TASK BRIEF: Reproduce each line exactly, including spacing and punctuation.
= = = = = = =
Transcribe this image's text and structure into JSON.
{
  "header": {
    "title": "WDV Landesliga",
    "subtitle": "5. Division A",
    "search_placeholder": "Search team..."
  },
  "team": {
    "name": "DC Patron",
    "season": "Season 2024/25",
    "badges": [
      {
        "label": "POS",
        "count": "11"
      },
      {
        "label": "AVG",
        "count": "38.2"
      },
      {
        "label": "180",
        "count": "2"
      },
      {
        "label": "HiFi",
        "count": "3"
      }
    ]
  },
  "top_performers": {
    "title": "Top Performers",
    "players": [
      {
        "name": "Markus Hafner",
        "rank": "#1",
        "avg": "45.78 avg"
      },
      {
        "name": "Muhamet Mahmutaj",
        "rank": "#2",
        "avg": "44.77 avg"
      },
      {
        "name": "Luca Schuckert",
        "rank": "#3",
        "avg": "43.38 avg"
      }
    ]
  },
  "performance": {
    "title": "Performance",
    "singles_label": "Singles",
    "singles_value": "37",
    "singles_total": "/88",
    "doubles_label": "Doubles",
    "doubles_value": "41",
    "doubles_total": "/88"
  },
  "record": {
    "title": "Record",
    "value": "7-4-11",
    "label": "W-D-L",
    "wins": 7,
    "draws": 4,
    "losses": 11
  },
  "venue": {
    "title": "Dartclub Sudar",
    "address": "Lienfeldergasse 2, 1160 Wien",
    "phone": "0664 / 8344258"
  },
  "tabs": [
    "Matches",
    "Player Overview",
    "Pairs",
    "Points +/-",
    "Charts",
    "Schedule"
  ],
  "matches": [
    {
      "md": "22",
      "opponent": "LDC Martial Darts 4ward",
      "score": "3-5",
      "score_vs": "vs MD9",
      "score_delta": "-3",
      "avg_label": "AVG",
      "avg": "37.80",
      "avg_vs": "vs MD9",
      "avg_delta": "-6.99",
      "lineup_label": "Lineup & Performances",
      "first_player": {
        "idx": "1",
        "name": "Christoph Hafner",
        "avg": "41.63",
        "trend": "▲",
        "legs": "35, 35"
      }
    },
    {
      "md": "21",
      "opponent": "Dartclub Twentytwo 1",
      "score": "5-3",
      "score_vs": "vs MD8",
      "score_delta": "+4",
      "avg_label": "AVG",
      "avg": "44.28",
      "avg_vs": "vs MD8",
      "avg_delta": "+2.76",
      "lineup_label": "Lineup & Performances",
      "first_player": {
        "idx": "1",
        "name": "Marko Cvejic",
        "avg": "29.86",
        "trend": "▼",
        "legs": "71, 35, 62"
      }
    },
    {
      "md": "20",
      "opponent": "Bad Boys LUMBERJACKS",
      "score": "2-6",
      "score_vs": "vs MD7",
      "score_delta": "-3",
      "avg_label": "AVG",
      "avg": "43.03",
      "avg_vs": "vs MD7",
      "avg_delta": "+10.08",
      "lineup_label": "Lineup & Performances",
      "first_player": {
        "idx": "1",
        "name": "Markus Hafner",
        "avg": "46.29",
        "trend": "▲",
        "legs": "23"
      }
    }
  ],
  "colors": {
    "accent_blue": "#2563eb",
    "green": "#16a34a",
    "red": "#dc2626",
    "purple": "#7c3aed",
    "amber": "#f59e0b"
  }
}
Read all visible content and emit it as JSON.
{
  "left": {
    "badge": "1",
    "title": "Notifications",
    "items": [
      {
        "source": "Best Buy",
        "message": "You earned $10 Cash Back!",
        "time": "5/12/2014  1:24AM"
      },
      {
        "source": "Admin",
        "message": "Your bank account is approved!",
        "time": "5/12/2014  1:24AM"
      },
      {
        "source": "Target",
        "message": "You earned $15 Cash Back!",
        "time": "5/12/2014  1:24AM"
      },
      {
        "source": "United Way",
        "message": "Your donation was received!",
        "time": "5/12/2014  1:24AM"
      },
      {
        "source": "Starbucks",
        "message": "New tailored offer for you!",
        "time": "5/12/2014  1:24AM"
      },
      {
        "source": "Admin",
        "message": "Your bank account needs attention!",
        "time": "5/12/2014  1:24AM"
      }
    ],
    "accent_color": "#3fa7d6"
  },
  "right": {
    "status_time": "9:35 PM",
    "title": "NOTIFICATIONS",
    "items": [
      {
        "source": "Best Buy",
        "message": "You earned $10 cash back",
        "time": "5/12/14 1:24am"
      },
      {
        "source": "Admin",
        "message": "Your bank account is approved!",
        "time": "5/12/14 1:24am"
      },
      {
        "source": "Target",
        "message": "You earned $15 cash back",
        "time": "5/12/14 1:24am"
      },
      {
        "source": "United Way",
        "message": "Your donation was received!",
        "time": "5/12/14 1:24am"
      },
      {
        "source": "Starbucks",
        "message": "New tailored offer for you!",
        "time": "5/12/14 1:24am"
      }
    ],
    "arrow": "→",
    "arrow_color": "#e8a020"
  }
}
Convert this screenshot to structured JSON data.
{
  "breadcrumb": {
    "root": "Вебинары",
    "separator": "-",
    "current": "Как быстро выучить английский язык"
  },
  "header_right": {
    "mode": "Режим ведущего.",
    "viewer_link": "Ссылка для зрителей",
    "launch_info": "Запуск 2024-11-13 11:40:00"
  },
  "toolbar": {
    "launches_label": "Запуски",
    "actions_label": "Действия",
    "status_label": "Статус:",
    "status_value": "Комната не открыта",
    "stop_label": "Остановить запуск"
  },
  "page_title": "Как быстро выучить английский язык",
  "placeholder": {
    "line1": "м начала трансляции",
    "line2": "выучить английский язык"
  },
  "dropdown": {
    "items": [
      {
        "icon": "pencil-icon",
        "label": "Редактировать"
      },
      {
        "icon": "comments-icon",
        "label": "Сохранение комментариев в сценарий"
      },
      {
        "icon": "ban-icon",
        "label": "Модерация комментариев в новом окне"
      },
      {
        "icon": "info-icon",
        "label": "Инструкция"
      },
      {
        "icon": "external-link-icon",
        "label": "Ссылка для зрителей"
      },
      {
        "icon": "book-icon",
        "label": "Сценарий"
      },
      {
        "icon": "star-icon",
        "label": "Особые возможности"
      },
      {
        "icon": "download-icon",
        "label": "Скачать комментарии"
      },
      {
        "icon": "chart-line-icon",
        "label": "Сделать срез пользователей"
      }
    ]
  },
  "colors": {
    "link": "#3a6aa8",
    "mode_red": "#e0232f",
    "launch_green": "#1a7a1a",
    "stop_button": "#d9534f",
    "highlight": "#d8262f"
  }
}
= = = = = = =
TASK RESPONSE:
Transcribe this image's text and structure into JSON.
{
  "header": {
    "title": "WDV Landesliga",
    "subtitle": "5. Division A",
    "search_placeholder": "Search team..."
  },
  "team": {
    "name": "DC Patron",
    "season": "Season 2024/25",
    "badges": [
      {
        "label": "POS",
        "count": "11"
      },
      {
        "label": "AVG",
        "count": "38.2"
      },
      {
        "label": "180",
        "count": "2"
      },
      {
        "label": "HiFi",
        "count": "3"
      }
    ]
  },
  "top_performers": {
    "title": "Top Performers",
    "players": [
      {
        "name": "Markus Hafner",
        "rank": "#1",
        "avg": "45.78 avg"
      },
      {
        "name": "Muhamet Mahmutaj",
        "rank": "#2",
        "avg": "44.77 avg"
      },
      {
        "name": "Luca Schuckert",
        "rank": "#3",
        "avg": "43.38 avg"
      }
    ]
  },
  "performance": {
    "title": "Performance",
    "singles_label": "Singles",
    "singles_value": "37",
    "singles_total": "/88",
    "doubles_label": "Doubles",
    "doubles_value": "41",
    "doubles_total": "/88"
  },
  "record": {
    "title": "Record",
    "value": "7-4-11",
    "label": "W-D-L",
    "wins": 7,
    "draws": 4,
    "losses": 11
  },
  "venue": {
    "title": "Dartclub Sudar",
    "address": "Lienfeldergasse 2, 1160 Wien",
    "phone": "0664 / 8344258"
  },
  "tabs": [
    "Matches",
    "Player Overview",
    "Pairs",
    "Points +/-",
    "Charts",
    "Schedule"
  ],
  "matches": [
    {
      "md": "22",
      "opponent": "LDC Martial Darts 4ward",
      "score": "3-5",
      "score_vs": "vs MD9",
      "score_delta": "-3",
      "avg_label": "AVG",
      "avg": "37.80",
      "avg_vs": "vs MD9",
      "avg_delta": "-6.99",
      "lineup_label": "Lineup & Performances",
      "first_player": {
        "idx": "1",
        "name": "Christoph Hafner",
        "avg": "41.63",
        "trend": "▲",
        "legs": "35, 35"
      }
    },
    {
      "md": "21",
      "opponent": "Dartclub Twentytwo 1",
      "score": "5-3",
      "score_vs": "vs MD8",
      "score_delta": "+4",
      "avg_label": "AVG",
      "avg": "44.28",
      "avg_vs": "vs MD8",
      "avg_delta": "+2.76",
      "lineup_label": "Lineup & Performances",
      "first_player": {
        "idx": "1",
        "name": "Marko Cvejic",
        "avg": "29.86",
        "trend": "▼",
        "legs": "71, 35, 62"
      }
    },
    {
      "md": "20",
      "opponent": "Bad Boys LUMBERJACKS",
      "score": "2-6",
      "score_vs": "vs MD7",
      "score_delta": "-3",
      "avg_label": "AVG",
      "avg": "43.03",
      "avg_vs": "vs MD7",
      "avg_delta": "+10.08",
      "lineup_label": "Lineup & Performances",
      "first_player": {
        "idx": "1",
        "name": "Markus Hafner",
        "avg": "46.29",
        "trend": "▲",
        "legs": "23"
      }
    }
  ],
  "colors": {
    "accent_blue": "#2563eb",
    "green": "#16a34a",
    "red": "#dc2626",
    "purple": "#7c3aed",
    "amber": "#f59e0b"
  }
}
Read all visible content and emit it as JSON.
{
  "left": {
    "badge": "1",
    "title": "Notifications",
    "items": [
      {
        "source": "Best Buy",
        "message": "You earned $10 Cash Back!",
        "time": "5/12/2014  1:24AM"
      },
      {
        "source": "Admin",
        "message": "Your bank account is approved!",
        "time": "5/12/2014  1:24AM"
      },
      {
        "source": "Target",
        "message": "You earned $15 Cash Back!",
        "time": "5/12/2014  1:24AM"
      },
      {
        "source": "United Way",
        "message": "Your donation was received!",
        "time": "5/12/2014  1:24AM"
      },
      {
        "source": "Starbucks",
        "message": "New tailored offer for you!",
        "time": "5/12/2014  1:24AM"
      },
      {
        "source": "Admin",
        "message": "Your bank account needs attention!",
        "time": "5/12/2014  1:24AM"
      }
    ],
    "accent_color": "#3fa7d6"
  },
  "right": {
    "status_time": "9:35 PM",
    "title": "NOTIFICATIONS",
    "items": [
      {
        "source": "Best Buy",
        "message": "You earned $10 cash back",
        "time": "5/12/14 1:24am"
      },
      {
        "source": "Admin",
        "message": "Your bank account is approved!",
        "time": "5/12/14 1:24am"
      },
      {
        "source": "Target",
        "message": "You earned $15 cash back",
        "time": "5/12/14 1:24am"
      },
      {
        "source": "United Way",
        "message": "Your donation was received!",
        "time": "5/12/14 1:24am"
      },
      {
        "source": "Starbucks",
        "message": "New tailored offer for you!",
        "time": "5/12/14 1:24am"
      }
    ],
    "arrow": "→",
    "arrow_color": "#e8a020"
  }
}
Convert this screenshot to structured JSON data.
{
  "breadcrumb": {
    "root": "Вебинары",
    "separator": "-",
    "current": "Как быстро выучить английский язык"
  },
  "header_right": {
    "mode": "Режим ведущего.",
    "viewer_link": "Ссылка для зрителей",
    "launch_info": "Запуск 2024-11-13 11:40:00"
  },
  "toolbar": {
    "launches_label": "Запуски",
    "actions_label": "Действия",
    "status_label": "Статус:",
    "status_value": "Комната не открыта",
    "stop_label": "Остановить запуск"
  },
  "page_title": "Как быстро выучить английский язык",
  "placeholder": {
    "line1": "м начала трансляции",
    "line2": "выучить английский язык"
  },
  "dropdown": {
    "items": [
      {
        "icon": "pencil-icon",
        "label": "Редактировать"
      },
      {
        "icon": "comments-icon",
        "label": "Сохранение комментариев в сценарий"
      },
      {
        "icon": "ban-icon",
        "label": "Модерация комментариев в новом окне"
      },
      {
        "icon": "info-icon",
        "label": "Инструкция"
      },
      {
        "icon": "external-link-icon",
        "label": "Ссылка для зрителей"
      },
      {
        "icon": "book-icon",
        "label": "Сценарий"
      },
      {
        "icon": "star-icon",
        "label": "Особые возможности"
      },
      {
        "icon": "download-icon",
        "label": "Скачать комментарии"
      },
      {
        "icon": "chart-line-icon",
        "label": "Сделать срез пользователей"
      }
    ]
  },
  "colors": {
    "link": "#3a6aa8",
    "mode_red": "#e0232f",
    "launch_green": "#1a7a1a",
    "stop_button": "#d9534f",
    "highlight": "#d8262f"
  }
}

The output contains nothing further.